= WORK INSTRUCTIONS =
Reproduce the data exactly.

— begin —

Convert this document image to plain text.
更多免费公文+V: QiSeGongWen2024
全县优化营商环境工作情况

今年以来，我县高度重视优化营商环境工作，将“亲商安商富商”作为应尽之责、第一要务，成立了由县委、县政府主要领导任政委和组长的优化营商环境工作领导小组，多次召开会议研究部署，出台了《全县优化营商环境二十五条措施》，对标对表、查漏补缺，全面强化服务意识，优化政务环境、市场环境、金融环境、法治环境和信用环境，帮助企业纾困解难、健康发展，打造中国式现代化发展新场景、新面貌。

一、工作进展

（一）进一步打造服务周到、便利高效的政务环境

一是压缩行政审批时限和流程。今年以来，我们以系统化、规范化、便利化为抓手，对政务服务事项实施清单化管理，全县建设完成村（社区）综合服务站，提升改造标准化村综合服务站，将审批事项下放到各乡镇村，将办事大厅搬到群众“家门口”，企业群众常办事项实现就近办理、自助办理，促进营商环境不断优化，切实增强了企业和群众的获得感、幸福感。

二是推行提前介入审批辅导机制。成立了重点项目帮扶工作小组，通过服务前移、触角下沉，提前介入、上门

— end —

= WRITTEN SOLUTION =
Convert this document image to plain text.
更多免费公文+V: QiSeGongWen2024
全县优化营商环境工作情况

今年以来，我县高度重视优化营商环境工作，将“亲商安商富商”作为应尽之责、第一要务，成立了由县委、县政府主要领导任政委和组长的优化营商环境工作领导小组，多次召开会议研究部署，出台了《全县优化营商环境二十五条措施》，对标对表、查漏补缺，全面强化服务意识，优化政务环境、市场环境、金融环境、法治环境和信用环境，帮助企业纾困解难、健康发展，打造中国式现代化发展新场景、新面貌。

一、工作进展

（一）进一步打造服务周到、便利高效的政务环境

一是压缩行政审批时限和流程。今年以来，我们以系统化、规范化、便利化为抓手，对政务服务事项实施清单化管理，全县建设完成村（社区）综合服务站，提升改造标准化村综合服务站，将审批事项下放到各乡镇村，将办事大厅搬到群众“家门口”，企业群众常办事项实现就近办理、自助办理，促进营商环境不断优化，切实增强了企业和群众的获得感、幸福感。

二是推行提前介入审批辅导机制。成立了重点项目帮扶工作小组，通过服务前移、触角下沉，提前介入、上门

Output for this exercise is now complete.